## Задание
Перепишите часть текста о многоязычных семьях, которая открывается словами «Мама из Улан-Удэ, папа» и завершается словами «языке существенно улучшается.». Везде вместо «трехъязычной» поставьте «многоязычной».

## Фрагмент текста

Мама из Улан-Удэ, папа – кабардинец, живут в Екатеринбурге. Ребенок растет в трехъязычной среде: на каникулах живет у бабушки в Бурятии, дома говорит с бабушкой-кабардинкой, родители между собой говорят на русском. Вероятно, когда ребенок пойдет в школу, то полностью перейдет на русский язык. Пока ни в одном из освоенных языков нет такого уровня владения, который соответствовал бы возрастной норме, но если ребенок подолгу находится в иноязычной среде, качество его речи на соответствующем языке существенно улучшается.
Украинец, довольно хорошо знавший испанский, женился на мексиканке и уехал с ней в Канаду. У них трое детей, причем двое старших родились в России. Вначале, когда они еще жили в России, он старался общаться с женой на ее языке. Поскольку существует определенная разница между испанским испанским и мексиканским испанским, к тому же в его речи встречались и просто ошибки, языковое употребление было постоянной темой для разговоров в семье. Жена учила русский, а украинского они оба не знали. В Канаде положение изменилось: оказалось, что их будет поддерживать украинская диаспора, но только в том случае, если они выучат украинский. Родители начали знакомиться с языком вместе с детьми, которые ходили в двуязычный франко-английский детский сад и в украинскую воскресную школу. Взрослым к тому же приходилось постоянно совершенствовать английский. Муж сделался украинским националистом, запрещал жене говорить с детьми на испанском. Теперь они развелись, дети живут с матерью, которая вышла замуж за пуэрториканца. В выходные дети находятся у отца, который женился на местной украинке, не знающей русского. Лучше всего дети говорят по-английски, могут общаться с мамой по-испански и с папой на украинском; старший, который уже в школе, старается как можно меньше бывать дома и проводить время с друзьями, с которыми говорит по-английски; русский он помнит очень плохо, и когда в гости приезжает русскоговорящая бабушка, предпочитает уходить из дома; младший ребенок русского вообще не знает, отвечает бабушке по-украински. Средняя девочка, очень добрая и любящая бабушку, старается угодить ей, повторяя отдельные слова по-русски.

## Исходные данные
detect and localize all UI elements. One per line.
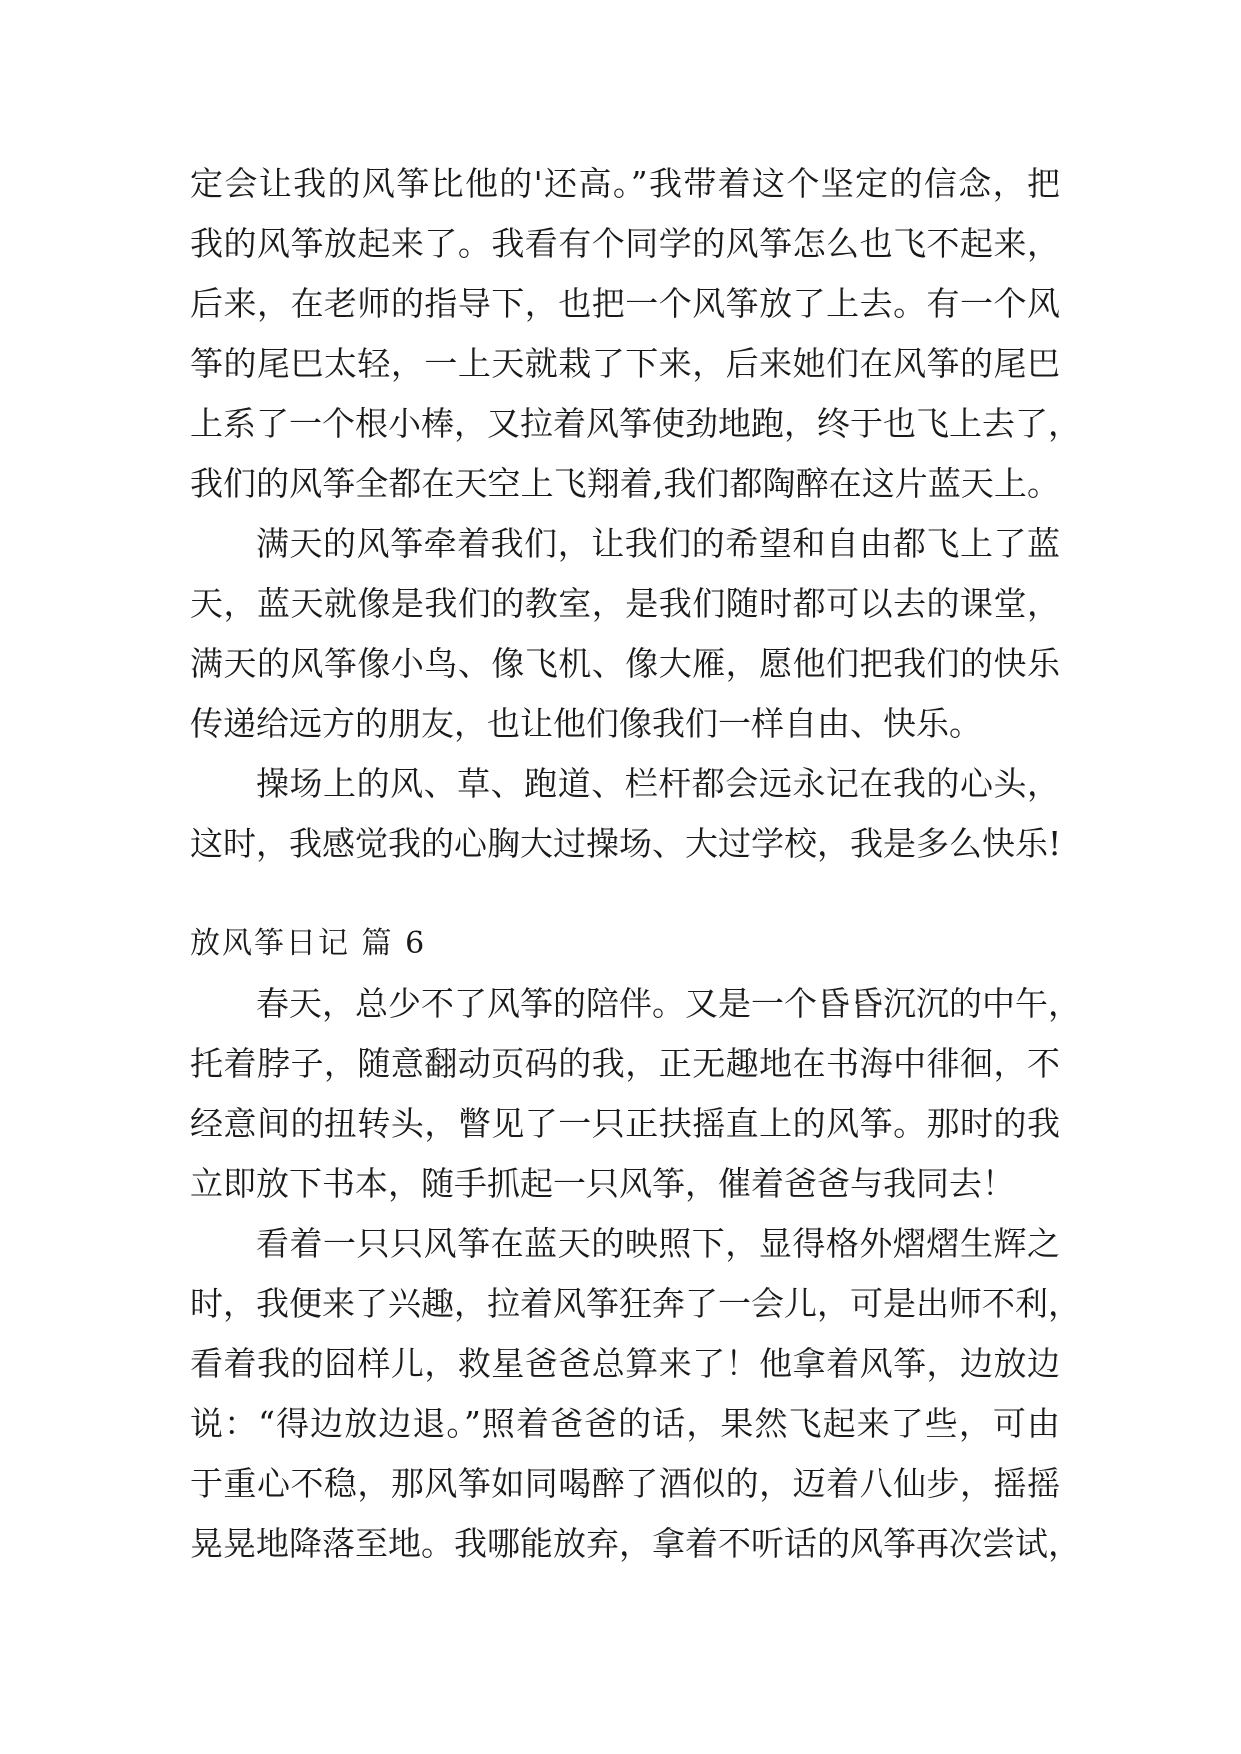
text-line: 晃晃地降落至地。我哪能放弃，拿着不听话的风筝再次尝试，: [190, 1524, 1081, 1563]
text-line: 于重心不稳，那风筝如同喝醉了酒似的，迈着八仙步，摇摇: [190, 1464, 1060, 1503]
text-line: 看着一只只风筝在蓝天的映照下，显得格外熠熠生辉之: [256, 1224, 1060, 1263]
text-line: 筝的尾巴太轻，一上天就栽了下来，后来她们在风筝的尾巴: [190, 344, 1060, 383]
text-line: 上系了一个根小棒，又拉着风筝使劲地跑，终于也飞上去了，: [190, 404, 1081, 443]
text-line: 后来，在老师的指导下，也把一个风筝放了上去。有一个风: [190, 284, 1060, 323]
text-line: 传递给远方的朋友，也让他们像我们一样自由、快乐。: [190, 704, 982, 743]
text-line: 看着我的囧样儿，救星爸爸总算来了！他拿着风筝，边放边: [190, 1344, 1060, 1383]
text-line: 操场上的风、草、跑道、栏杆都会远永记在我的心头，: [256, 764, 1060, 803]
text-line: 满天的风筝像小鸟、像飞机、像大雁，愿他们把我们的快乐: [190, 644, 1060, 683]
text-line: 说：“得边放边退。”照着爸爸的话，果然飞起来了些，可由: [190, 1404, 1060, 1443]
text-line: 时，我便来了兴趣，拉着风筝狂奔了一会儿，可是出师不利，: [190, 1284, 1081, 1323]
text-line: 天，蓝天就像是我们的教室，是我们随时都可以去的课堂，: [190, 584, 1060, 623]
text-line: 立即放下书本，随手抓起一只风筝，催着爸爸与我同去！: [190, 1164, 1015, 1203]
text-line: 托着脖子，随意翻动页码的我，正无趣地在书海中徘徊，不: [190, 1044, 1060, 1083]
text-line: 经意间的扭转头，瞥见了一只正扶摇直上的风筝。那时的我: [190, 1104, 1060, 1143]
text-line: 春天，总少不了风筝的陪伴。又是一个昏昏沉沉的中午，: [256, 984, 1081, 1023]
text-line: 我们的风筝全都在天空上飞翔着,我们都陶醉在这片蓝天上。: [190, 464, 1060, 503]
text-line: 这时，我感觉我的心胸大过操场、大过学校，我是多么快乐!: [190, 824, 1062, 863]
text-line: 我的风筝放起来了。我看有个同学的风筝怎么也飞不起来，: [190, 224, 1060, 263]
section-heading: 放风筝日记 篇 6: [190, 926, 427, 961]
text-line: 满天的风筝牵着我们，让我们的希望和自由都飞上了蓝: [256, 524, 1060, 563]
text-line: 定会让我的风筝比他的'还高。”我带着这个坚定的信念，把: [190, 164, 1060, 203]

## Готовый ответ
Мама из Улан-Удэ, папа – кабардинец, живут в Екатеринбурге. Ребенок растет в многоязычной среде: на каникулах живет у бабушки в Бурятии, дома говорит с бабушкой-кабардинкой, родители между собой говорят на русском. Вероятно, когда ребенок пойдет в школу, то полностью перейдет на русский язык. Пока ни в одном из освоенных языков нет такого уровня владения, который соответствовал бы возрастной норме, но если ребенок подолгу находится в иноязычной среде, качество его речи на соответствующем языке существенно улучшается.